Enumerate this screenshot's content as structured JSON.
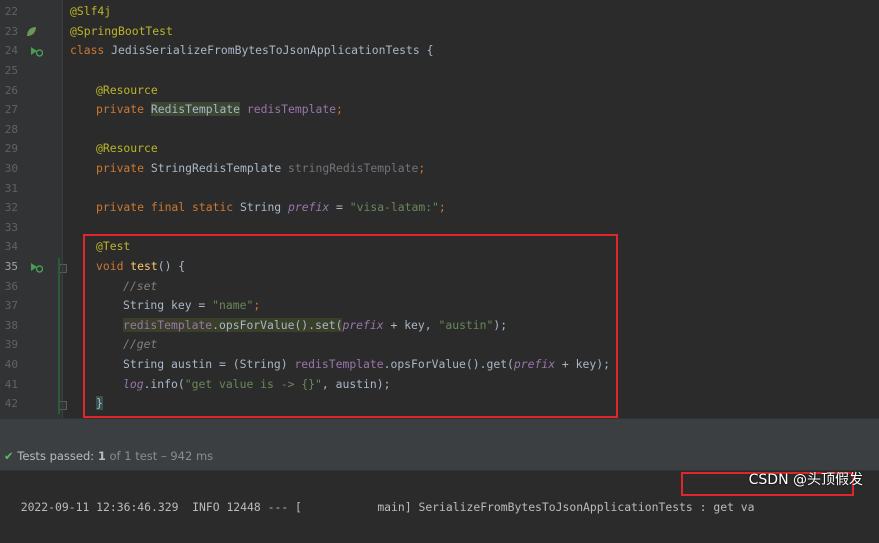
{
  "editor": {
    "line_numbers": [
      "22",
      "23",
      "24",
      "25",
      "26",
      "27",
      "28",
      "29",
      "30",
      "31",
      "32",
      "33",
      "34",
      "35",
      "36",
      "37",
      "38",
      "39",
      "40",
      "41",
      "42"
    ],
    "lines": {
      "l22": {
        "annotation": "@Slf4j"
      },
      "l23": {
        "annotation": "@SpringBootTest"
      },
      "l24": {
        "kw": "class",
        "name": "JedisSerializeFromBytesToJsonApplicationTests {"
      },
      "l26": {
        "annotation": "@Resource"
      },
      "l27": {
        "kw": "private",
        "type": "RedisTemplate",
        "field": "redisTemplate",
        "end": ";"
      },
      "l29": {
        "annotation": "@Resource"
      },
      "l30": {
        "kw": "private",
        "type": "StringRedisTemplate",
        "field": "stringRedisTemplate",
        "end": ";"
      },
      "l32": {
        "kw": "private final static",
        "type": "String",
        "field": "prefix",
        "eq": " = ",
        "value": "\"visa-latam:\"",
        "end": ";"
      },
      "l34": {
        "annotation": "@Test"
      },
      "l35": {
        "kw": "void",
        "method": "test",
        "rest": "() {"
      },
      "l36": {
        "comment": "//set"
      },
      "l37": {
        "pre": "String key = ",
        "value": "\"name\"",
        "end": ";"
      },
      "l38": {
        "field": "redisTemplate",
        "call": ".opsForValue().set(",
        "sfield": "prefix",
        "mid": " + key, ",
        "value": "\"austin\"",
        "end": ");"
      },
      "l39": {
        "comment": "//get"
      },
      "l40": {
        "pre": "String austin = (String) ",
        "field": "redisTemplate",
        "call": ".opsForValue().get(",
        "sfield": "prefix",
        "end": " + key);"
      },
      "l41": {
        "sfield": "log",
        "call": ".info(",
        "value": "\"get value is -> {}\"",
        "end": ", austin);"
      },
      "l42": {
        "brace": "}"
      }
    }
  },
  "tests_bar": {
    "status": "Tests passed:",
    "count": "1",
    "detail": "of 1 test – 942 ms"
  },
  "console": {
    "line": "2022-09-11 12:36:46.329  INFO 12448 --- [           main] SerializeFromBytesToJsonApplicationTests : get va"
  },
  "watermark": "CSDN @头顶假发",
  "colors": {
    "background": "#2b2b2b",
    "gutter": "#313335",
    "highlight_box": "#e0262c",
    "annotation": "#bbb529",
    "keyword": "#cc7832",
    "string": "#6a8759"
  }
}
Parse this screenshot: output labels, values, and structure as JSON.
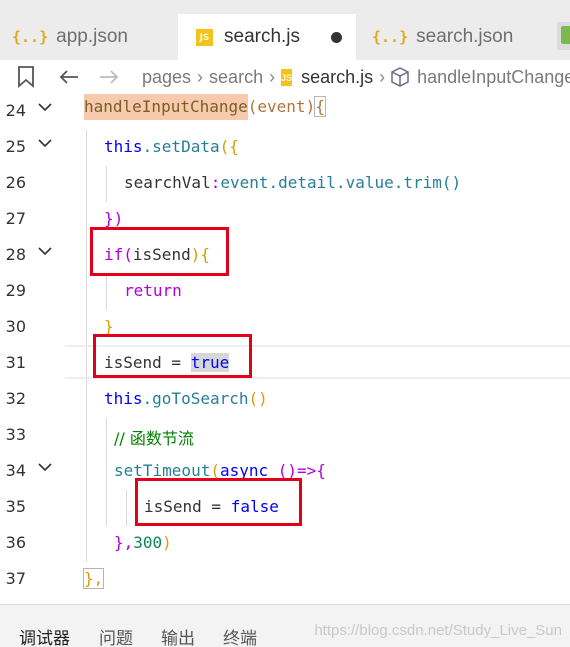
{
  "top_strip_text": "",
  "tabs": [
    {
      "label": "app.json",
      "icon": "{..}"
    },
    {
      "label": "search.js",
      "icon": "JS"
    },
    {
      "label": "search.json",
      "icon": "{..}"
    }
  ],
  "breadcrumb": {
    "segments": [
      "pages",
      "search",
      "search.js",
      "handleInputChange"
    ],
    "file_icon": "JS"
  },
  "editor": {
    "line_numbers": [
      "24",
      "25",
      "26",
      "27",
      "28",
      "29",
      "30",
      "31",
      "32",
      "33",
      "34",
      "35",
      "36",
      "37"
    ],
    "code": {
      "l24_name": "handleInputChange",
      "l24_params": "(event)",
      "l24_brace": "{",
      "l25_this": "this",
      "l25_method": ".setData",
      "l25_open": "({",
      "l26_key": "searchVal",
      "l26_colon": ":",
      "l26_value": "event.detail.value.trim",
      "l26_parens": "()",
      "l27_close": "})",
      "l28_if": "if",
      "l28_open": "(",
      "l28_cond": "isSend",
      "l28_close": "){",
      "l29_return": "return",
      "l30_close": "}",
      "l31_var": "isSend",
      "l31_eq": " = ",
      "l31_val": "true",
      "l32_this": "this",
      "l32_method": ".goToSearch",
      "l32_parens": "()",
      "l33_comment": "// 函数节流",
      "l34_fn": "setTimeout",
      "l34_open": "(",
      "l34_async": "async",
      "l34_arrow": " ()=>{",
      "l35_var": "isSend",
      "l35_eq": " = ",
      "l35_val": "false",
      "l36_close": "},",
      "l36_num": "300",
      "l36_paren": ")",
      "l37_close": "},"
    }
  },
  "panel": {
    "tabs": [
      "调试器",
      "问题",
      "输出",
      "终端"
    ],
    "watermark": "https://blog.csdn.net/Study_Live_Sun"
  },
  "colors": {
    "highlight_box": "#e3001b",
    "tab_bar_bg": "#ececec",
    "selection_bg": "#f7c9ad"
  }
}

...

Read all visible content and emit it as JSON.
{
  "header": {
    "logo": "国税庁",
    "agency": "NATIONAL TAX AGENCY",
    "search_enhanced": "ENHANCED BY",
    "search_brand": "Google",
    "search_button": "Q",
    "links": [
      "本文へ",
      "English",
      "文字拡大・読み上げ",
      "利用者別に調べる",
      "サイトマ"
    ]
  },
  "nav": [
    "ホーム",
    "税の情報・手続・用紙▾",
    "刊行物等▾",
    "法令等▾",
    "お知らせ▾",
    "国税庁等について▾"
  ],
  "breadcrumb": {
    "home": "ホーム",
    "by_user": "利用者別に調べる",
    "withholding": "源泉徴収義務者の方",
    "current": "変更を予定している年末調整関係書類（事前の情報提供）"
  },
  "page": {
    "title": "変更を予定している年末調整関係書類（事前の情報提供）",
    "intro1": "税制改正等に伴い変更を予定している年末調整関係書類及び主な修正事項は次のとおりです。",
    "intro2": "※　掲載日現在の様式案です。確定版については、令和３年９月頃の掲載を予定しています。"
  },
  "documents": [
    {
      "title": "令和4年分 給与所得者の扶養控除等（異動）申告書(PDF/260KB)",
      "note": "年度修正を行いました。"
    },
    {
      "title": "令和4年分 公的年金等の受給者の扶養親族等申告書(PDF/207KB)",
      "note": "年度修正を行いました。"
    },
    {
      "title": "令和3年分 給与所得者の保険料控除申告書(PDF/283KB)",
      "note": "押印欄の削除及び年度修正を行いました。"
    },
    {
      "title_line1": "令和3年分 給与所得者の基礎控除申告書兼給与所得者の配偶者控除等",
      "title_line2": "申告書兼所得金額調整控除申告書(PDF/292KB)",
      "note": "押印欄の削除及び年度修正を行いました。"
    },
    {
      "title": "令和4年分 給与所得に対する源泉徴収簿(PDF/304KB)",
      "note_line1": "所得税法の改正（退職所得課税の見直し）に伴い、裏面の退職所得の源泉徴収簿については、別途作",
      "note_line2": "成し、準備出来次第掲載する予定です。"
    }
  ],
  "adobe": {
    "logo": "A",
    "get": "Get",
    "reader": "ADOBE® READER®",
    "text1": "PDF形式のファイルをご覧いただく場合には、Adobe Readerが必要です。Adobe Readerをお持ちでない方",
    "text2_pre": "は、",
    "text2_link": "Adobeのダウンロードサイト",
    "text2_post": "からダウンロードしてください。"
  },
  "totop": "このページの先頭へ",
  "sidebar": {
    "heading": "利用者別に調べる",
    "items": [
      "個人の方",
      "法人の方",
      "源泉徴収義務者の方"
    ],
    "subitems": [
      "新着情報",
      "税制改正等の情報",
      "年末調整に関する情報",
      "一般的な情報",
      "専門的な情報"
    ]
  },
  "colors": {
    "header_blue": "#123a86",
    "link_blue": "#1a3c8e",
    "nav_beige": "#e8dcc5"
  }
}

:: THE REQUEST ::
Give the count of lines in the data above that hold the string "this", with no additional words.

:: FINAL ANSWER ::
4